Instructions for the task
Below are the records; locate each line with the word "người" and copy it.

Material to process
..........

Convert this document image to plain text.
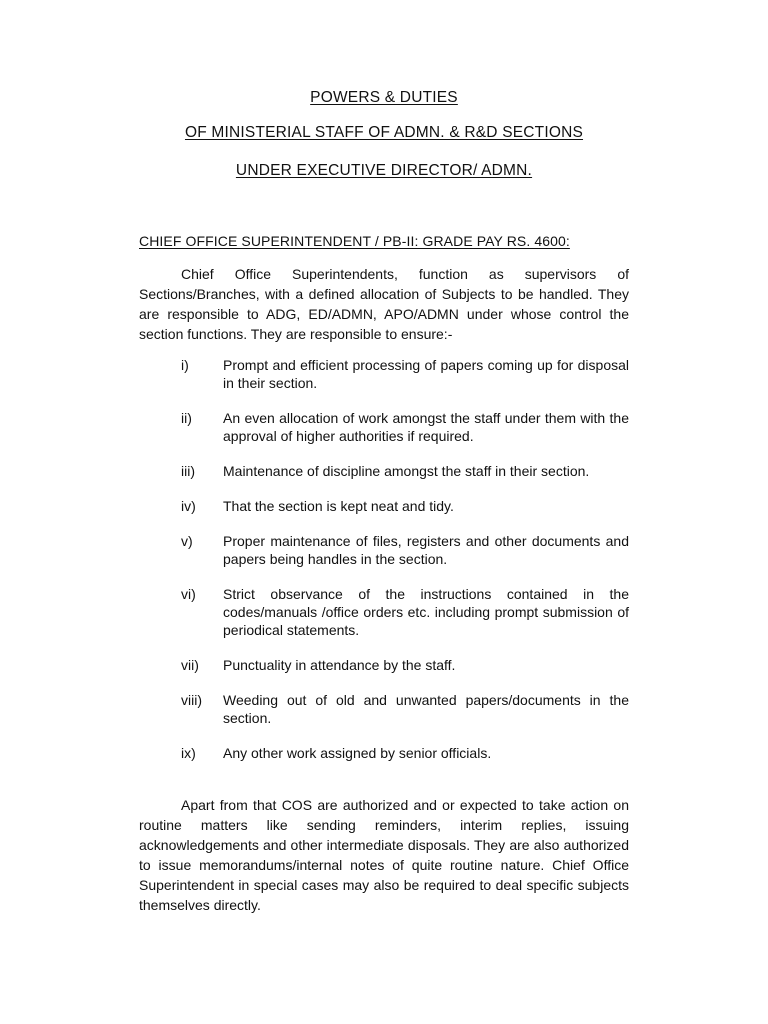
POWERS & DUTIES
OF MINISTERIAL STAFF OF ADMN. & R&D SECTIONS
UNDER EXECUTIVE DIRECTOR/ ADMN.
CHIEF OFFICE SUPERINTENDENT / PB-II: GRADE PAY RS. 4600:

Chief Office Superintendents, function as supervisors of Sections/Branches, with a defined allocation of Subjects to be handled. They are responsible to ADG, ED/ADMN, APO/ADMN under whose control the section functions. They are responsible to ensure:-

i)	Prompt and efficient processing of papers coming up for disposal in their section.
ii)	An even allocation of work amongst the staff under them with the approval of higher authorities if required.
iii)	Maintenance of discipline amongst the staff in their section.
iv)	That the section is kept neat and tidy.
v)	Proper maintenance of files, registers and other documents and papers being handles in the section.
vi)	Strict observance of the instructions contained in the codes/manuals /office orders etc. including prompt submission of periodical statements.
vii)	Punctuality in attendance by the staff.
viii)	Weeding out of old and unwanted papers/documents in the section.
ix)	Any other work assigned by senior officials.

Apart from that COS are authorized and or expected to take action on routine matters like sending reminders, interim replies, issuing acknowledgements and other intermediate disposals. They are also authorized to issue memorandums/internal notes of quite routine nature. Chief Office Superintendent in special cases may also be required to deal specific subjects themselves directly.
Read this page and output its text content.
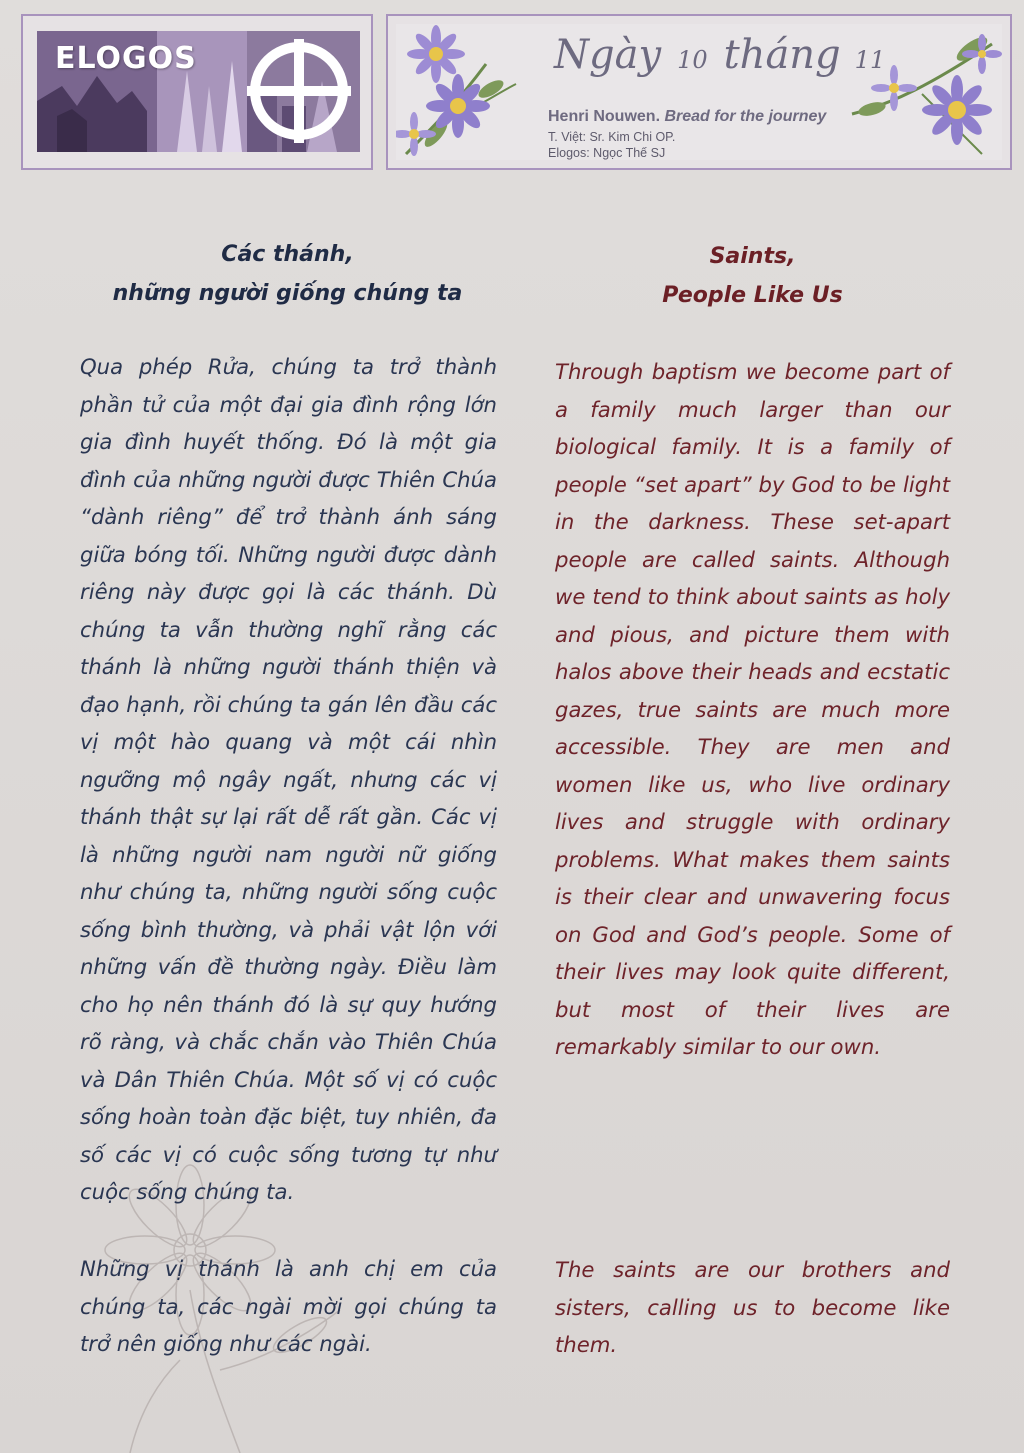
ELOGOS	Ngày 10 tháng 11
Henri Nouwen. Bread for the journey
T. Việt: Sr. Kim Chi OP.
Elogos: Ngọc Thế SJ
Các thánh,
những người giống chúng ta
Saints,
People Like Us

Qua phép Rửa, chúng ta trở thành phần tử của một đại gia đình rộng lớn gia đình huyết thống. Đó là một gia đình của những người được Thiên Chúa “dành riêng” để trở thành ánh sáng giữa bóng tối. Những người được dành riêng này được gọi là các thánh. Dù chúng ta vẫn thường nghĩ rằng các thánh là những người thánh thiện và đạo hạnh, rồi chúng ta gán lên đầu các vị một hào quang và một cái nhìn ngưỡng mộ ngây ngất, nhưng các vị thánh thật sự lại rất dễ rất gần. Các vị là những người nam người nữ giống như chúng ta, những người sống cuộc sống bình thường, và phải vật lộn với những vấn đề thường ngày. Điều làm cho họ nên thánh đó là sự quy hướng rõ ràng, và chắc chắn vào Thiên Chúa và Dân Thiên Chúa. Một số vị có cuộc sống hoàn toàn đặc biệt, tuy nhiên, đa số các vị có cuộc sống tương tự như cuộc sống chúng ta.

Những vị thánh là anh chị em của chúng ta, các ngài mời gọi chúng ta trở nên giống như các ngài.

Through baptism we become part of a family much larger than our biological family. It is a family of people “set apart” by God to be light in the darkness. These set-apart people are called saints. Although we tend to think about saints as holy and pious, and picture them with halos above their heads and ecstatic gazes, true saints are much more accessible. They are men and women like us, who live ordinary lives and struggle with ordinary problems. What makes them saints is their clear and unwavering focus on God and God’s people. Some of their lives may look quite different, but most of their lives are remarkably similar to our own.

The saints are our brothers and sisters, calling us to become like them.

..........

Complete answer
những người giống chúng ta
Qua phép Rửa, chúng ta trở thành phần tử của một đại gia đình rộng lớn gia đình huyết thống. Đó là một gia đình của những người được Thiên Chúa “dành riêng” để trở thành ánh sáng giữa bóng tối. Những người được dành riêng này được gọi là các thánh. Dù chúng ta vẫn thường nghĩ rằng các thánh là những người thánh thiện và đạo hạnh, rồi chúng ta gán lên đầu các vị một hào quang và một cái nhìn ngưỡng mộ ngây ngất, nhưng các vị thánh thật sự lại rất dễ rất gần. Các vị là những người nam người nữ giống như chúng ta, những người sống cuộc sống bình thường, và phải vật lộn với những vấn đề thường ngày. Điều làm cho họ nên thánh đó là sự quy hướng rõ ràng, và chắc chắn vào Thiên Chúa và Dân Thiên Chúa. Một số vị có cuộc sống hoàn toàn đặc biệt, tuy nhiên, đa số các vị có cuộc sống tương tự như cuộc sống chúng ta.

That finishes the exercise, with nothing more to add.